▼

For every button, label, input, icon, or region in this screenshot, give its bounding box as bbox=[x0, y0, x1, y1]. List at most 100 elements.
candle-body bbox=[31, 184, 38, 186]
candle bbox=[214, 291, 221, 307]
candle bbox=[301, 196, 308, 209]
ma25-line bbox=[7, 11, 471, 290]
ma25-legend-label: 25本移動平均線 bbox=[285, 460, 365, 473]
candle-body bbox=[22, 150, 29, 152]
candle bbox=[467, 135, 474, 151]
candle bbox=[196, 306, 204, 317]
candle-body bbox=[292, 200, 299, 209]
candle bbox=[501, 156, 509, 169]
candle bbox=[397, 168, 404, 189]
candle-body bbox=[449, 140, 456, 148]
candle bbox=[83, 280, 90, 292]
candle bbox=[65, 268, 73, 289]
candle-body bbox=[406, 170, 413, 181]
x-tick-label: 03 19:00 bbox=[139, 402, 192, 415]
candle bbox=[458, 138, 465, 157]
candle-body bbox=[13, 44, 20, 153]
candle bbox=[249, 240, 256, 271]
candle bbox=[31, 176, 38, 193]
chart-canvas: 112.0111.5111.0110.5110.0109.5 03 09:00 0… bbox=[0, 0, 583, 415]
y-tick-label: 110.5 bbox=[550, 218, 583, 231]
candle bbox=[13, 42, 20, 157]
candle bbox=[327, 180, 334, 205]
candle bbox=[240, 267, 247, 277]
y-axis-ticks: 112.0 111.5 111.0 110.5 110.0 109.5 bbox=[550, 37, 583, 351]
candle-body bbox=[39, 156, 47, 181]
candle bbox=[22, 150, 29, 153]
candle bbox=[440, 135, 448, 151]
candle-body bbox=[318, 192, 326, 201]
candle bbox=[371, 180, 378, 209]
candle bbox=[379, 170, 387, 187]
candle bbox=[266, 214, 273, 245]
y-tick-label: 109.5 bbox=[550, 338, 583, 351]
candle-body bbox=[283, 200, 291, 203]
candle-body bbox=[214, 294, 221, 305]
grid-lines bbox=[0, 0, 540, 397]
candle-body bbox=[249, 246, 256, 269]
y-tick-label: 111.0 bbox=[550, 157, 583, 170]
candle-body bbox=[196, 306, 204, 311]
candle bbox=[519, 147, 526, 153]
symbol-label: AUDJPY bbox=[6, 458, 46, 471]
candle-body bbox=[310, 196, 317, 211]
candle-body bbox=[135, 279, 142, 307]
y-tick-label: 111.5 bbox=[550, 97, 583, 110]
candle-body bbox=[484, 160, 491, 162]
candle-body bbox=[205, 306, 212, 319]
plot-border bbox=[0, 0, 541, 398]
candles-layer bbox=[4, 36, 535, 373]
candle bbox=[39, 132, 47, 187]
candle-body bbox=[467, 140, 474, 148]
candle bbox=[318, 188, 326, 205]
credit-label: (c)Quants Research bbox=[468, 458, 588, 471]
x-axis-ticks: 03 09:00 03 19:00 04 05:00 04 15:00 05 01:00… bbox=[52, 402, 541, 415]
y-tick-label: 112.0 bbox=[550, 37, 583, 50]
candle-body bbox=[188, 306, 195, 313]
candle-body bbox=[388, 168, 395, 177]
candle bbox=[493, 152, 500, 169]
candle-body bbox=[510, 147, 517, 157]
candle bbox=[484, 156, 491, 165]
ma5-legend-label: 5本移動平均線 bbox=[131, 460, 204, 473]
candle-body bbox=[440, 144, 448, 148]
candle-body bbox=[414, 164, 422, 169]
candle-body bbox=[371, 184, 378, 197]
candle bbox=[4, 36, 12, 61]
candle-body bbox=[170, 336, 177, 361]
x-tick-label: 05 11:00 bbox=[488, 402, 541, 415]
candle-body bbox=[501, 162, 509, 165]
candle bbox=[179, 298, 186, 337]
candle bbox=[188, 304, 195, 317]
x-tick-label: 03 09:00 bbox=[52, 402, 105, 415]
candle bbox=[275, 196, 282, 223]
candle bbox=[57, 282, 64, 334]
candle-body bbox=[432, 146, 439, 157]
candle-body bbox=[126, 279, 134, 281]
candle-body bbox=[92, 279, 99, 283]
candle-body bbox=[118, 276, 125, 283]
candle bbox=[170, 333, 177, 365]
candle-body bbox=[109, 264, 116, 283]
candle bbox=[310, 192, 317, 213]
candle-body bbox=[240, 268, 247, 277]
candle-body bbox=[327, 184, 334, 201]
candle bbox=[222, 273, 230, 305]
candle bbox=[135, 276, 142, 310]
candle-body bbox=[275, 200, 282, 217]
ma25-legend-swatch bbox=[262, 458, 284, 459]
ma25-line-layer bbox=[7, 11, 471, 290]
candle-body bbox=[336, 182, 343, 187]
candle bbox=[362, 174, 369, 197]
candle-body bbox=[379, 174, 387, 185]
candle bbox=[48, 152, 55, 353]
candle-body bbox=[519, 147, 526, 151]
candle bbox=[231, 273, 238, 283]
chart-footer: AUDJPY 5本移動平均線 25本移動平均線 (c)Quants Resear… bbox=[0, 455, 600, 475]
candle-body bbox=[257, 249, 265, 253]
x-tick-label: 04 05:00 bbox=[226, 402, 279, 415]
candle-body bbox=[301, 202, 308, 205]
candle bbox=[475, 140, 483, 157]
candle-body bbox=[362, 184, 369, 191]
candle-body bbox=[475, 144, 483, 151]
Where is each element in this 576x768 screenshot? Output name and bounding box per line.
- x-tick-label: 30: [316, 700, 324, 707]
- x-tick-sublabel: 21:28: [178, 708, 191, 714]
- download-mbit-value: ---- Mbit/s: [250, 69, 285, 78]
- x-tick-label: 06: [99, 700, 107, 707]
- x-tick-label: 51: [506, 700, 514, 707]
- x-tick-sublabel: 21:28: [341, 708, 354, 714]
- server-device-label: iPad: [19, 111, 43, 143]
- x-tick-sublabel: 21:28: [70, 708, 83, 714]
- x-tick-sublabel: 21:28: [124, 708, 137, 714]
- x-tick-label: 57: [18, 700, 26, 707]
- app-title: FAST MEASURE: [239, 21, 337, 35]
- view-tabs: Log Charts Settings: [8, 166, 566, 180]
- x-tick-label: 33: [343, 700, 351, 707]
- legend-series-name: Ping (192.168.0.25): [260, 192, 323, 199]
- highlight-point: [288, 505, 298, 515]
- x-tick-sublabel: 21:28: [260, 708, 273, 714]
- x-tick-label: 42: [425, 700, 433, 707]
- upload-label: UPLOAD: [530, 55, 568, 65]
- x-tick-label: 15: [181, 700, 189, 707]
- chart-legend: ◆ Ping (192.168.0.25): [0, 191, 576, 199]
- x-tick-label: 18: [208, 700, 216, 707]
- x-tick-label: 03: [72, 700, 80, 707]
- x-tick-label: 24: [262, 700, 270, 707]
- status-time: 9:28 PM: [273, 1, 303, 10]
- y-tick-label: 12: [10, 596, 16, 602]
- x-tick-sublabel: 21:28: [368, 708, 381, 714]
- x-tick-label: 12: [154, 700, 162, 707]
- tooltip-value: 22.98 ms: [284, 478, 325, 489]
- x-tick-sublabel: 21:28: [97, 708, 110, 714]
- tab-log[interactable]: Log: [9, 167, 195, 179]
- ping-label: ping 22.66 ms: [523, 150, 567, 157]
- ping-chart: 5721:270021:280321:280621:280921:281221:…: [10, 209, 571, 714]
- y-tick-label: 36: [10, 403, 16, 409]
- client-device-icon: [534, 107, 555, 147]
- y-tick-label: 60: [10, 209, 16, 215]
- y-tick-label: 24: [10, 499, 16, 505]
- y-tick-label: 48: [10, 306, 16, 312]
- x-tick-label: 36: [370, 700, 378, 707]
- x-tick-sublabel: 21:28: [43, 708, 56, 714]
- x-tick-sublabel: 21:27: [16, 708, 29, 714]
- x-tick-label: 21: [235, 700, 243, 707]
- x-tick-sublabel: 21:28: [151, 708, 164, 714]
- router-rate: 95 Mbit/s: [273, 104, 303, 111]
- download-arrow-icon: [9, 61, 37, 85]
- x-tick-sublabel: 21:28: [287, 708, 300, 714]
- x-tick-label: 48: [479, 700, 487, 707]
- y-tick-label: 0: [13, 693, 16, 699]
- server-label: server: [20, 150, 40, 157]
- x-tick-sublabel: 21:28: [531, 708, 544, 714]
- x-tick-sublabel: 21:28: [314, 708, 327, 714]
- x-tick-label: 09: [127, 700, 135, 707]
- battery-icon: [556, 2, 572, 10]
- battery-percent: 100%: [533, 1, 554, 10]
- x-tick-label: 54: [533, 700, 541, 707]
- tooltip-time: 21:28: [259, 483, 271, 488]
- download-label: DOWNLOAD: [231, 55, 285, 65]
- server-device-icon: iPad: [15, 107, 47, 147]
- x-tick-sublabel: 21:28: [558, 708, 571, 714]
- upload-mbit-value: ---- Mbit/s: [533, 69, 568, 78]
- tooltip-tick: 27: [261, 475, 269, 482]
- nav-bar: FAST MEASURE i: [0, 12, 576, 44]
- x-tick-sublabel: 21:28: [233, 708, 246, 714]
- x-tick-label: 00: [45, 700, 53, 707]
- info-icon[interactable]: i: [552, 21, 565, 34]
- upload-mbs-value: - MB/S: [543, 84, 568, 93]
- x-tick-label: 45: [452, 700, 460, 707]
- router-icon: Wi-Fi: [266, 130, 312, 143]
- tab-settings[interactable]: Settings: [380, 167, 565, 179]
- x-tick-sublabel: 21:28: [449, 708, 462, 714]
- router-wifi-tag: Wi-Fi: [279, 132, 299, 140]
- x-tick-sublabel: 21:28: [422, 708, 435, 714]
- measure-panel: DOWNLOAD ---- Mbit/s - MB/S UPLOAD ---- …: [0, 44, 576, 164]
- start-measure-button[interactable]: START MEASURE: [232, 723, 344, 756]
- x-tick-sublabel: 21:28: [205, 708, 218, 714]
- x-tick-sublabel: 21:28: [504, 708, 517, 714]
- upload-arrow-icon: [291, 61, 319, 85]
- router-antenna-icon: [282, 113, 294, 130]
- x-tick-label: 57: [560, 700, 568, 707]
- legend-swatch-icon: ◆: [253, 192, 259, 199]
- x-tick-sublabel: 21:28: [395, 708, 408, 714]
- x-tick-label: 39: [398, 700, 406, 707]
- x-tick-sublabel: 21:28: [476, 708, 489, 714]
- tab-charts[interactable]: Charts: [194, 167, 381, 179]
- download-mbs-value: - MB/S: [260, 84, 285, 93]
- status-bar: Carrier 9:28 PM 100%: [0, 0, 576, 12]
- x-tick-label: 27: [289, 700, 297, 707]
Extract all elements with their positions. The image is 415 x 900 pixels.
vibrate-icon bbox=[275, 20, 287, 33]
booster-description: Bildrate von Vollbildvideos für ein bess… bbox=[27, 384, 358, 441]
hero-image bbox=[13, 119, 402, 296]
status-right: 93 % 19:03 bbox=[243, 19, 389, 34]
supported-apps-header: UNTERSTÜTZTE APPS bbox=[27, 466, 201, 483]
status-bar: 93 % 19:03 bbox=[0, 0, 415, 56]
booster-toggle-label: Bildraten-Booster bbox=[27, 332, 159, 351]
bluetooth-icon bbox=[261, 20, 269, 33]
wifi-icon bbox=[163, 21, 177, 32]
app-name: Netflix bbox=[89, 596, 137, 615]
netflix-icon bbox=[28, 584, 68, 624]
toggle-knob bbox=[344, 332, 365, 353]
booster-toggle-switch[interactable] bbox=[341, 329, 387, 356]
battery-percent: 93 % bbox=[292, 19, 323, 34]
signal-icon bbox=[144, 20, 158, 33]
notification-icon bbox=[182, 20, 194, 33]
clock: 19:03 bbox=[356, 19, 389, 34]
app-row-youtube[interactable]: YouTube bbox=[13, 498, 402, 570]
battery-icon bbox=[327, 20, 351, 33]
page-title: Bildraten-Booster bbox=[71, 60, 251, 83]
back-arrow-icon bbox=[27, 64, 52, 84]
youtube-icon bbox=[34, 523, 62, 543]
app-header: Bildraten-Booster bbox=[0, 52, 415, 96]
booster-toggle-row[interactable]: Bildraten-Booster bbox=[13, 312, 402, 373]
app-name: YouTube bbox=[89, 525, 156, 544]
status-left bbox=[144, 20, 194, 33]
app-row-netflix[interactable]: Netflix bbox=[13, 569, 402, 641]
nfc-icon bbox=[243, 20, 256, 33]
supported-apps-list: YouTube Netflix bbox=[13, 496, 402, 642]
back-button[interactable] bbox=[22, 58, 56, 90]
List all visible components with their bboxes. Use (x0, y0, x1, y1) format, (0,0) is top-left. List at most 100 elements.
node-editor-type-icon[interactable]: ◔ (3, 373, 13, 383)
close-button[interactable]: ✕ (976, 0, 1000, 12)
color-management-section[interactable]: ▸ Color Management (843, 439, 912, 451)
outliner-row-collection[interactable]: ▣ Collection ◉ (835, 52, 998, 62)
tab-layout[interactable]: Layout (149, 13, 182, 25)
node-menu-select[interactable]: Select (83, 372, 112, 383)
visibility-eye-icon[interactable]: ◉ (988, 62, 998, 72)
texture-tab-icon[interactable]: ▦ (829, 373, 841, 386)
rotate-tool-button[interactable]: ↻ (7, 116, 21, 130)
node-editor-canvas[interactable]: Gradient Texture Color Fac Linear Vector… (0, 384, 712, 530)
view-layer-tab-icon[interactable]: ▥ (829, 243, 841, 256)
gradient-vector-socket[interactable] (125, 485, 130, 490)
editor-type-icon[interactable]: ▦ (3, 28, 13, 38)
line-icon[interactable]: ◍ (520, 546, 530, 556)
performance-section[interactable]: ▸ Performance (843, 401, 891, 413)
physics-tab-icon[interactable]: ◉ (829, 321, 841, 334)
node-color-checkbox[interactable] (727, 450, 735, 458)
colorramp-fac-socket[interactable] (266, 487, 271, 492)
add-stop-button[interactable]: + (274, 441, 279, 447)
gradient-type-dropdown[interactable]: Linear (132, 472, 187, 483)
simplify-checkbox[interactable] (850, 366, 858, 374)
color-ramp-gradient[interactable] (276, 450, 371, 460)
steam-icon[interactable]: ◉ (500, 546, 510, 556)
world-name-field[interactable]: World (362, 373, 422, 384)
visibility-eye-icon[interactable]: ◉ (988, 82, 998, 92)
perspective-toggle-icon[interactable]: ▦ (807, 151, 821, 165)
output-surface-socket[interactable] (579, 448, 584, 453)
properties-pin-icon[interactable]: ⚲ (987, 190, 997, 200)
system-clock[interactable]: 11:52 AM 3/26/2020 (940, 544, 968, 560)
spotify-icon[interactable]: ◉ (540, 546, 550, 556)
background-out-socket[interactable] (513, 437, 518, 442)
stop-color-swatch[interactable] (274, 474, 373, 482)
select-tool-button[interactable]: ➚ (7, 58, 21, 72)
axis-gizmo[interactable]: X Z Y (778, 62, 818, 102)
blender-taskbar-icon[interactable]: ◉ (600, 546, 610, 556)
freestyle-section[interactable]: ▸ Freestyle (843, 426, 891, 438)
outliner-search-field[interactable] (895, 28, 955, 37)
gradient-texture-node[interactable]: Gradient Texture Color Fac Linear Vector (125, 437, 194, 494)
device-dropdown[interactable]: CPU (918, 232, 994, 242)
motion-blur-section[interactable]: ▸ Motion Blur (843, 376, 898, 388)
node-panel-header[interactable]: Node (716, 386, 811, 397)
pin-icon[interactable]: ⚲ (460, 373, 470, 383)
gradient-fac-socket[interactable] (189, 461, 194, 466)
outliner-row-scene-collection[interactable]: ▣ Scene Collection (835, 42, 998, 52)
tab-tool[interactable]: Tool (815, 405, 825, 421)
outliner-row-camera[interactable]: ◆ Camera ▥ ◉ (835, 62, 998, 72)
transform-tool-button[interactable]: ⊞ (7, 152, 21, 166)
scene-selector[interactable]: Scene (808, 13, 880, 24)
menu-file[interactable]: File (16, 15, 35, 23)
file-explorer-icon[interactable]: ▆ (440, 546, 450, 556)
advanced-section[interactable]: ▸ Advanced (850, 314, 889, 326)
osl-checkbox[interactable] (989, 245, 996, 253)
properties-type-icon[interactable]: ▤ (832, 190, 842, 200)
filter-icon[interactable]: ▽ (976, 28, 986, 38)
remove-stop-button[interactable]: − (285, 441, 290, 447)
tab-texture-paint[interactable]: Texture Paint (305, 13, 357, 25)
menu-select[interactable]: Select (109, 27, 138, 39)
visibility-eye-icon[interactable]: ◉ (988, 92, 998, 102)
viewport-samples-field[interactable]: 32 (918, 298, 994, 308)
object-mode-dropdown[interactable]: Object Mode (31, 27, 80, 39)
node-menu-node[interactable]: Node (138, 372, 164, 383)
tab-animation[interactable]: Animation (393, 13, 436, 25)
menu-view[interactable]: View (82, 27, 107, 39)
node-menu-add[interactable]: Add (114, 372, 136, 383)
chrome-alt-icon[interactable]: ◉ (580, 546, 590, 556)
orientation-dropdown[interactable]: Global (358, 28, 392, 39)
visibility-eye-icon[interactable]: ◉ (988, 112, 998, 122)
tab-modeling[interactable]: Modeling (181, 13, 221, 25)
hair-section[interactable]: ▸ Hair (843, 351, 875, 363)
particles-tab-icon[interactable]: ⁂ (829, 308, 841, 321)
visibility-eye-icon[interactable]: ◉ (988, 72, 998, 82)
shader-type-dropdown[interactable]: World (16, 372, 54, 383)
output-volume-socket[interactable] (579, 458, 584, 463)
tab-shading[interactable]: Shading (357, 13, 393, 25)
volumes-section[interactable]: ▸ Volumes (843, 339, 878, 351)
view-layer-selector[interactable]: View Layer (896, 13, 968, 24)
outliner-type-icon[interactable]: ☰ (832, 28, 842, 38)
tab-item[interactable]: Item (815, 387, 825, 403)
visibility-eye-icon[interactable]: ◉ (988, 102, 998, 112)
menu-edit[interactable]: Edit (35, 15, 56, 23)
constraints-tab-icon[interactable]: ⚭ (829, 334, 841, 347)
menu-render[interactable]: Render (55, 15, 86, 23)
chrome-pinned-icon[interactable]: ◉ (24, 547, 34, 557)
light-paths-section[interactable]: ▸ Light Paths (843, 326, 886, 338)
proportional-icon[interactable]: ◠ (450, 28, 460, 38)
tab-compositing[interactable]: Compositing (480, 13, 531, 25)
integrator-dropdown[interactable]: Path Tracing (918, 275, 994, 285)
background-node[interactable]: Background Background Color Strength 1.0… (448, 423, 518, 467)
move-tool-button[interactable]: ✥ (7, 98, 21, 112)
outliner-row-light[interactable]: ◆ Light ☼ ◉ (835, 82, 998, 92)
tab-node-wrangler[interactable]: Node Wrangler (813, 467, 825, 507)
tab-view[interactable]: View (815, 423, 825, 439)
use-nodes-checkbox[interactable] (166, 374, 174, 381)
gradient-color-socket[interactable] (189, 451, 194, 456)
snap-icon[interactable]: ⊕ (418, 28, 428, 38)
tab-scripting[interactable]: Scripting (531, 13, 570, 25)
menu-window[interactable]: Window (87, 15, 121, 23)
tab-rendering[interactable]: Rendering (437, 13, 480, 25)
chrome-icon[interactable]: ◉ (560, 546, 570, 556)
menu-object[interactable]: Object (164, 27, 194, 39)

▲

Copy the rows from the first one through the row that contains "candle bbox=[196, 306, 204, 317]", swapping "region" for "area" and leaving everything else unchanged.

◆ **Solution for this task**:
For every button, label, input, icon, or area in this screenshot, give its bounding box as bbox=[x0, y0, x1, y1]. List at most 100 elements.
candle-body bbox=[31, 184, 38, 186]
candle bbox=[214, 291, 221, 307]
candle bbox=[301, 196, 308, 209]
ma25-line bbox=[7, 11, 471, 290]
ma25-legend-label: 25本移動平均線 bbox=[285, 460, 365, 473]
candle-body bbox=[22, 150, 29, 152]
candle bbox=[467, 135, 474, 151]
candle bbox=[196, 306, 204, 317]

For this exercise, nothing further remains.